__Problem__. Below, find each line holding "Power" and state how many there are, using the number alone.

=====

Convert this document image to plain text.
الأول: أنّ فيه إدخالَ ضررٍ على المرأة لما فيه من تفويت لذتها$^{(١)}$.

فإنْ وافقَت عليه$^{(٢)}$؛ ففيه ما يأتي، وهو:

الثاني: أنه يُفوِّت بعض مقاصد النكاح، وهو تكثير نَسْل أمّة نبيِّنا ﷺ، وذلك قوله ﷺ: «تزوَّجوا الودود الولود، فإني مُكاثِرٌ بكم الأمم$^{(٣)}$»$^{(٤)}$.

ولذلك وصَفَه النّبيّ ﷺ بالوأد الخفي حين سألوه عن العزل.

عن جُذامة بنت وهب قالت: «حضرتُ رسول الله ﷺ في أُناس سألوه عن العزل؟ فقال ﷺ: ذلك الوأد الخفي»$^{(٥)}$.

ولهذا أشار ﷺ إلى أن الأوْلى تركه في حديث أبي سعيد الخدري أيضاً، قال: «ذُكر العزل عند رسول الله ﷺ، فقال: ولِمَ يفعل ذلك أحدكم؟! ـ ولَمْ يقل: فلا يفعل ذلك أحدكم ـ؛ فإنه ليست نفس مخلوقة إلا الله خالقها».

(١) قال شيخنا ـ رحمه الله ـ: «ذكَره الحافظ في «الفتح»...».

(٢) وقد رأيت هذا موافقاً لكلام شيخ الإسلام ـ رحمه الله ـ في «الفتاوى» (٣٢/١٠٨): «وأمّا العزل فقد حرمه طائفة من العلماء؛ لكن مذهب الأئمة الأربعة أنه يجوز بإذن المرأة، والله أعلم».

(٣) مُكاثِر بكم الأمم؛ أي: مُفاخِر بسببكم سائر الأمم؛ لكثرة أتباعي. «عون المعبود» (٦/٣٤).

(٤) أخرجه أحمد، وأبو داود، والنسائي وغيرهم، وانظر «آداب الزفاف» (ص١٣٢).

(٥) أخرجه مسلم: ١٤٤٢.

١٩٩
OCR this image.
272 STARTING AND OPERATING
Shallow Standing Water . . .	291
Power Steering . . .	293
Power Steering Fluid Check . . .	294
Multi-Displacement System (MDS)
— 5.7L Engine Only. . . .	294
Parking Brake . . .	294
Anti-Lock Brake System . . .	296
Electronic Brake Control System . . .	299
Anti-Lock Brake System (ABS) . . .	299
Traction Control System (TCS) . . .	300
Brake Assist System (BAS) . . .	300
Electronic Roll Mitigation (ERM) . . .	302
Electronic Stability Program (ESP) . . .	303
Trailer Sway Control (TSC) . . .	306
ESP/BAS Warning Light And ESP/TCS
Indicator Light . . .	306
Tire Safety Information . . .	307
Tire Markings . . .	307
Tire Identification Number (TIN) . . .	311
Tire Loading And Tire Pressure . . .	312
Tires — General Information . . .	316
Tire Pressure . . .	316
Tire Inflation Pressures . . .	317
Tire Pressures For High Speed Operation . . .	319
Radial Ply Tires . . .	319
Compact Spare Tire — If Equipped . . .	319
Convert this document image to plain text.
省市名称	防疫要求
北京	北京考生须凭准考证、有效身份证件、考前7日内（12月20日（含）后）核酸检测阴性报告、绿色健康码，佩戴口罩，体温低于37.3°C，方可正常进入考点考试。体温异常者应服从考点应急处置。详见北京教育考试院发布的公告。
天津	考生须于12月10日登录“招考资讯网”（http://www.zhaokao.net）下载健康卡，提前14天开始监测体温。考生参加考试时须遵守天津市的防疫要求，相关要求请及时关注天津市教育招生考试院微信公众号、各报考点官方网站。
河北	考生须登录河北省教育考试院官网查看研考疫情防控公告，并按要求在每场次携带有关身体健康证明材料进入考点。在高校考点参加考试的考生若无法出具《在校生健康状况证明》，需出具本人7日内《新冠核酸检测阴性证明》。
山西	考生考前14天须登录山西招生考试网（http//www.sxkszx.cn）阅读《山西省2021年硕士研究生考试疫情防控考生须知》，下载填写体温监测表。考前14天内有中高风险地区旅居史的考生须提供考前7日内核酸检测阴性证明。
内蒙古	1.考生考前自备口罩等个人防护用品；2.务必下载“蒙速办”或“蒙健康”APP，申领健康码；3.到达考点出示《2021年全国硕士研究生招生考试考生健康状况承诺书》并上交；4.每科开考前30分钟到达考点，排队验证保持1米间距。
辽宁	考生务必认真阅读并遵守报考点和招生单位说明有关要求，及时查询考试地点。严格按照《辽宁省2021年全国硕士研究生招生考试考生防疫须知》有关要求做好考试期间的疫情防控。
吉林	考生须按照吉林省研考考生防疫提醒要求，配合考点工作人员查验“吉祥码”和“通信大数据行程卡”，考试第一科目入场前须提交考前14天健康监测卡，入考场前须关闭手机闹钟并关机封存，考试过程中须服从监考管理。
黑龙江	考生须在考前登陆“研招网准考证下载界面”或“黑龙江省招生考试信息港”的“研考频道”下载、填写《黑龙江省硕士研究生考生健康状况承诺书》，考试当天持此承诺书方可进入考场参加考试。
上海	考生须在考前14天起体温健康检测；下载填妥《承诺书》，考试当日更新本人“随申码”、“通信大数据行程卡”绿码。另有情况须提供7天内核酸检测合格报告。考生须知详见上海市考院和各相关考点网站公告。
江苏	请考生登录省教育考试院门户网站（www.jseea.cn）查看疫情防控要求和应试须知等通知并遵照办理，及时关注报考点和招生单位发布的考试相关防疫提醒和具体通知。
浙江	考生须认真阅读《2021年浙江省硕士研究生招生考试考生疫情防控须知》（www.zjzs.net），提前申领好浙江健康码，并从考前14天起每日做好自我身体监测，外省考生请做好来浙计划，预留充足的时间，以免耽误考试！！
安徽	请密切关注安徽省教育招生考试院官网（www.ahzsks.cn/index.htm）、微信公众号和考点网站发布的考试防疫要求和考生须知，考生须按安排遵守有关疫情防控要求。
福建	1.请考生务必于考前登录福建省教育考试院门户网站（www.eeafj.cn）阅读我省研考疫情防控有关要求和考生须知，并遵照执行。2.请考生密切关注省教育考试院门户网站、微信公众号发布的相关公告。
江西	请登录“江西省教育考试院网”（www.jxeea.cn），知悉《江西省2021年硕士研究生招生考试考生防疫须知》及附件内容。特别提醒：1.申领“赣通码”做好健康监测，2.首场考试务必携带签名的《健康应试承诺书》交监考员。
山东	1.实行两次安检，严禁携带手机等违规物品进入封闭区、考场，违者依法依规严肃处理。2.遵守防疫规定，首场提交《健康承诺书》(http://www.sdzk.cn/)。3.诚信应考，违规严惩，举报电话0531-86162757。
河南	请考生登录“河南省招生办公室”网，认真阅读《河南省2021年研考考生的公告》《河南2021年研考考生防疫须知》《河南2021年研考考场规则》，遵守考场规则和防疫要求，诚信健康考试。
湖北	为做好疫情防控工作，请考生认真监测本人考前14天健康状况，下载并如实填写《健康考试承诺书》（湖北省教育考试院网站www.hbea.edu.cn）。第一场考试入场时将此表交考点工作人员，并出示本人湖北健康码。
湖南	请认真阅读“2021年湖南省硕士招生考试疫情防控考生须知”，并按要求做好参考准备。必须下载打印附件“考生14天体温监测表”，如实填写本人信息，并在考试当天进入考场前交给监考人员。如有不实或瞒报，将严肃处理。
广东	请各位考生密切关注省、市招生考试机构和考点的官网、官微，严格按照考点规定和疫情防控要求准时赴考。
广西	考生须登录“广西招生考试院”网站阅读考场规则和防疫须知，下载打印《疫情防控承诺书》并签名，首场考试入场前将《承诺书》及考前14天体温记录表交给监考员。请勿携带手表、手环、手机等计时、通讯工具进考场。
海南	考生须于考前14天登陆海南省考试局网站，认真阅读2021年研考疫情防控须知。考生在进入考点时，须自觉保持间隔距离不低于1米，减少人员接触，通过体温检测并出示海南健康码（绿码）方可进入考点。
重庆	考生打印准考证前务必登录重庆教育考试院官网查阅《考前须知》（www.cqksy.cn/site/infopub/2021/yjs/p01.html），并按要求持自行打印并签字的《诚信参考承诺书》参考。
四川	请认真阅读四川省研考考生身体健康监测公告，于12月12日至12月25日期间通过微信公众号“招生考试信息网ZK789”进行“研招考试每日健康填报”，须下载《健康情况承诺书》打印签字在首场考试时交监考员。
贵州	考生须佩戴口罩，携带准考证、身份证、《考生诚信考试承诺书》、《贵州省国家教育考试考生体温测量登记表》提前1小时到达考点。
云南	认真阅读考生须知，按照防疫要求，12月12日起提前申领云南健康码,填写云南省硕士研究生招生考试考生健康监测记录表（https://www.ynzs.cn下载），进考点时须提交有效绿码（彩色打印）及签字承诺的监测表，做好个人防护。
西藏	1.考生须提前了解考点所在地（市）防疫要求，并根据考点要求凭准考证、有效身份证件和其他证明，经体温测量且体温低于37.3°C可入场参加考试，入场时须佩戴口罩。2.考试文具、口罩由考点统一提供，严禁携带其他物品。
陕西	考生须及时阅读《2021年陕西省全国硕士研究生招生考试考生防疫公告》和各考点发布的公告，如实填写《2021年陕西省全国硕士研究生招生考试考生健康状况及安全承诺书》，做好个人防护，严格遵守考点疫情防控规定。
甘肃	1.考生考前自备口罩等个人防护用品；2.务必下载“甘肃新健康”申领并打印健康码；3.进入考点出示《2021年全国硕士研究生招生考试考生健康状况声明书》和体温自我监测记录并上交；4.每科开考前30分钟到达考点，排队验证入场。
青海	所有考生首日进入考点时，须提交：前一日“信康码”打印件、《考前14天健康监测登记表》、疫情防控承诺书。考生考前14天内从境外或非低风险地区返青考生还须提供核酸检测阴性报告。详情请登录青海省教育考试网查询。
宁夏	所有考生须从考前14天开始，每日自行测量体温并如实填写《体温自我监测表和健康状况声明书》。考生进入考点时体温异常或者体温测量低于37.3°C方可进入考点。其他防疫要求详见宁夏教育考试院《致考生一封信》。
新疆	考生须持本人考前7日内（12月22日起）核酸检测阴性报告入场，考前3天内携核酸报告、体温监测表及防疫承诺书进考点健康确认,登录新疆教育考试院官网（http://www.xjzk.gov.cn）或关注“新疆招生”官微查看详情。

=====

__Result below__. 2